What you need to do: Please quote the text on the engine muffler below from "This invention relates" to "a chain saw.", word for word.

Muffler for internal combustion engine

Abstract

A muffler for an internal combustion engine is disclosed which is capable of effectively enhancing its muffling effect without any substantial increase in size, weight or manufacturing cost. The exhaust gas ejected from an exhaust port of the internal combustion engine is divided in the muffler into at least two flows. The divided exhaust gas flows are subsequently impinged against each other before the divided exhaust gas flows are finally discharged from a final exhaust port to the external atmosphere. More specifically, this muffler comprises an expansion chamber into which the exhaust gas is to be introduced from the exhaust port, and the expansion chamber is provided with at least two impingement openings for enabling the exhaust gas to be divided into at least two exhaust gas flows which are designed to be subsequently impinged against each other.

Description

BACKGROUND OF THE INVENTION

1. Field of the Invention

This invention relates to a muffler for an internal combustion engine such as a small air-cooled two-stroke gasoline engine which is suited for use in a portable power working machine such as a brush cutter or a chain saw.

2. Description of the Related Art

Mufflers are known having a structure where its interior is provided with a large number of pipes and partition walls and, at the same time, a plurality of expansion chambers forming a multistage assembly. For example, Japanese Utility Model Publication H5-44489 describes a muffler having an inlet pipe defining a first chamber which communicates, via an inlet port formed in a main body of the muffler, with the exhaust port of the internal combustion engine, and with a partition plate placed inside the main body to define a second chamber and a third chamber. The first chamber communicates with the second and third chambers via holes differing in area from that of the inlet port at a predetermined ratio. The partition plate has a hole for communicating the second chamber with the third chamber, the area of the hole differing from that of the inlet port at a predetermined ratio. Either the second chamber or the third chamber has an outlet pipe communicating with the external atmosphere outside of the main body. The outlet pipe has a hole opened to the other one of the second chamber and the third chamber and has an area differing from that of the outlet pipe at a predetermined ratio, thus providing the muffler with a large number of pipes and partition walls and with a plurality of expansion chambers which form a multistage assembly.

Data block:
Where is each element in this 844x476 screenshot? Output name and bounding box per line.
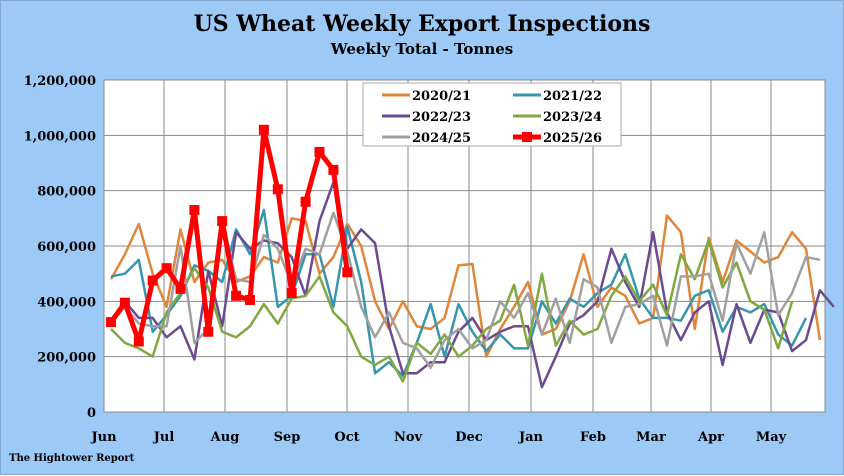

Solution to the problem:
This invention relates to a muffler for an internal combustion engine such as a small air-cooled two-stroke gasoline engine which is suited for use in a portable power working machine such as a brush cutter or a chain saw.